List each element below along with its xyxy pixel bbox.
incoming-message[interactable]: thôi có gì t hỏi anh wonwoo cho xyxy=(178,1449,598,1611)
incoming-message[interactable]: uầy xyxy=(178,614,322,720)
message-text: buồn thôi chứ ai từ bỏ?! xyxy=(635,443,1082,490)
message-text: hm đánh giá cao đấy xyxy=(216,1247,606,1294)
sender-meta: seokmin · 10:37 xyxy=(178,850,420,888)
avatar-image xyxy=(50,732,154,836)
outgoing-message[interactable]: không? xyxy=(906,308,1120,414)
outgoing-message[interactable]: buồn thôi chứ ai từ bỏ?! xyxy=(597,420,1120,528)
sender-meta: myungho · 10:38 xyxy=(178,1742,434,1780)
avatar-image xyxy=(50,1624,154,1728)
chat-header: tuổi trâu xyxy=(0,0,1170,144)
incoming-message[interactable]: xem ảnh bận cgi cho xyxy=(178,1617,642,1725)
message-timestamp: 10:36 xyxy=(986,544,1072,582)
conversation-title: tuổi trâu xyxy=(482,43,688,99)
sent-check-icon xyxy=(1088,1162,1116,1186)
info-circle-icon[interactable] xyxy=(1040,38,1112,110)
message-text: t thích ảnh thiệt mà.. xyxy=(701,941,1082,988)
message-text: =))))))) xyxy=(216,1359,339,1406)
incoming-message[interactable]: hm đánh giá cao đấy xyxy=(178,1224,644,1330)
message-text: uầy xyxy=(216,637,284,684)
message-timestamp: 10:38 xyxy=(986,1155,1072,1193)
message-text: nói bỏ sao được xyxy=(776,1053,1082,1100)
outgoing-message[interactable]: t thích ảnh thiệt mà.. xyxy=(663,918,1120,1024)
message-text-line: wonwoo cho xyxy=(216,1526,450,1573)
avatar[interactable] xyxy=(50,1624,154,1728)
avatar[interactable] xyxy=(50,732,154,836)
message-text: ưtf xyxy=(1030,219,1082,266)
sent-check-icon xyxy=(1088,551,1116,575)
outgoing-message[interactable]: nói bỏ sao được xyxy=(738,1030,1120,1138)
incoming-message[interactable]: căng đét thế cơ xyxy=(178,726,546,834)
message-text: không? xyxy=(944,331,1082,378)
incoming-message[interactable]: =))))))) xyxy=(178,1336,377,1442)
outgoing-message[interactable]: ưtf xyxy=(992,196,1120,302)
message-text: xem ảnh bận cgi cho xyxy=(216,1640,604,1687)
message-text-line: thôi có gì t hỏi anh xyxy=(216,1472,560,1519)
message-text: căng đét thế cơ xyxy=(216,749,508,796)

══════════════════════════════

**WRITTEN TASK**
Please arrange every row above as a JSON list of strings, one string per line, leaving out any blank lines.

**SOLUTION TO THIS EXERCISE**
[
  "List each element below along with its xyxy pixel bbox.",
  "incoming-message[interactable]: thôi có gì t hỏi anh wonwoo cho xyxy=(178,1449,598,1611)",
  "incoming-message[interactable]: uầy xyxy=(178,614,322,720)",
  "message-text: buồn thôi chứ ai từ bỏ?! xyxy=(635,443,1082,490)",
  "message-text: hm đánh giá cao đấy xyxy=(216,1247,606,1294)",
  "sender-meta: seokmin · 10:37 xyxy=(178,850,420,888)",
  "avatar-image xyxy=(50,732,154,836)",
  "outgoing-message[interactable]: không? xyxy=(906,308,1120,414)",
  "outgoing-message[interactable]: buồn thôi chứ ai từ bỏ?! xyxy=(597,420,1120,528)",
  "sender-meta: myungho · 10:38 xyxy=(178,1742,434,1780)",
  "avatar-image xyxy=(50,1624,154,1728)",
  "chat-header: tuổi trâu xyxy=(0,0,1170,144)",
  "incoming-message[interactable]: xem ảnh bận cgi cho xyxy=(178,1617,642,1725)",
  "message-timestamp: 10:36 xyxy=(986,544,1072,582)",
  "conversation-title: tuổi trâu xyxy=(482,43,688,99)",
  "sent-check-icon xyxy=(1088,1162,1116,1186)",
  "info-circle-icon[interactable] xyxy=(1040,38,1112,110)",
  "message-text: t thích ảnh thiệt mà.. xyxy=(701,941,1082,988)",
  "message-text: =))))))) xyxy=(216,1359,339,1406)",
  "incoming-message[interactable]: hm đánh giá cao đấy xyxy=(178,1224,644,1330)",
  "message-text: uầy xyxy=(216,637,284,684)",
  "message-timestamp: 10:38 xyxy=(986,1155,1072,1193)",
  "message-text: nói bỏ sao được xyxy=(776,1053,1082,1100)",
  "outgoing-message[interactable]: t thích ảnh thiệt mà.. xyxy=(663,918,1120,1024)",
  "message-text-line: wonwoo cho xyxy=(216,1526,450,1573)",
  "avatar[interactable] xyxy=(50,1624,154,1728)",
  "avatar[interactable] xyxy=(50,732,154,836)",
  "message-text: ưtf xyxy=(1030,219,1082,266)",
  "sent-check-icon xyxy=(1088,551,1116,575)",
  "outgoing-message[interactable]: nói bỏ sao được xyxy=(738,1030,1120,1138)",
  "incoming-message[interactable]: căng đét thế cơ xyxy=(178,726,546,834)",
  "message-text: không? xyxy=(944,331,1082,378)",
  "incoming-message[interactable]: =))))))) xyxy=(178,1336,377,1442)",
  "outgoing-message[interactable]: ưtf xyxy=(992,196,1120,302)",
  "message-text: xem ảnh bận cgi cho xyxy=(216,1640,604,1687)",
  "message-text-line: thôi có gì t hỏi anh xyxy=(216,1472,560,1519)",
  "message-text: căng đét thế cơ xyxy=(216,749,508,796)"
]